== Information provided ==

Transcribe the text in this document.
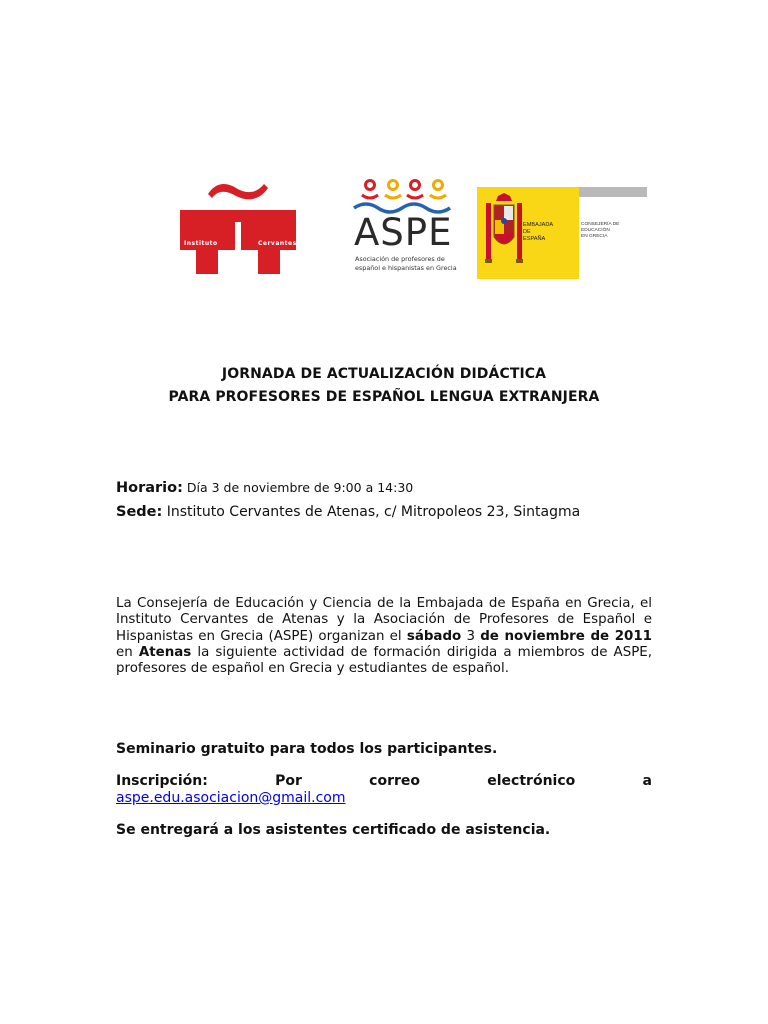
Instituto	Cervantes ASPE
Asociación de profesores de español e hispanistas en Grecia
EMBAJADA
DE
ESPAÑA
CONSEJERÍA DE EDUCACIÓN
EN GRECIA
JORNADA DE ACTUALIZACIÓN DIDÁCTICA
PARA PROFESORES DE ESPAÑOL LENGUA EXTRANJERA
Horario: Día 3 de noviembre de 9:00 a 14:30
Sede: Instituto Cervantes de Atenas, c/ Mitropoleos 23, Sintagma

La Consejería de Educación y Ciencia de la Embajada de España en Grecia, el Instituto Cervantes de Atenas y la Asociación de Profesores de Español e Hispanistas en Grecia (ASPE) organizan el sábado 3 de noviembre de 2011 en Atenas la siguiente actividad de formación dirigida a miembros de ASPE, profesores de español en Grecia y estudiantes de español.

Seminario gratuito para todos los participantes.
Inscripción:	Por	correo	electrónico	a
aspe.edu.asociacion@gmail.com
Se entregará a los asistentes certificado de asistencia.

===

▶ **What is expected**:
Transcribe the whole listing, character for character, but not its images.

▶ **Output of the exercise**:
Transcribe the text in this document.
Instituto	Cervantes ASPE
Asociación de profesores de español e hispanistas en Grecia
EMBAJADA
DE
ESPAÑA
CONSEJERÍA DE EDUCACIÓN
EN GRECIA
JORNADA DE ACTUALIZACIÓN DIDÁCTICA
PARA PROFESORES DE ESPAÑOL LENGUA EXTRANJERA
Horario: Día 3 de noviembre de 9:00 a 14:30
Sede: Instituto Cervantes de Atenas, c/ Mitropoleos 23, Sintagma

La Consejería de Educación y Ciencia de la Embajada de España en Grecia, el Instituto Cervantes de Atenas y la Asociación de Profesores de Español e Hispanistas en Grecia (ASPE) organizan el sábado 3 de noviembre de 2011 en Atenas la siguiente actividad de formación dirigida a miembros de ASPE, profesores de español en Grecia y estudiantes de español.

Seminario gratuito para todos los participantes.
Inscripción:	Por	correo	electrónico	a
aspe.edu.asociacion@gmail.com
Se entregará a los asistentes certificado de asistencia.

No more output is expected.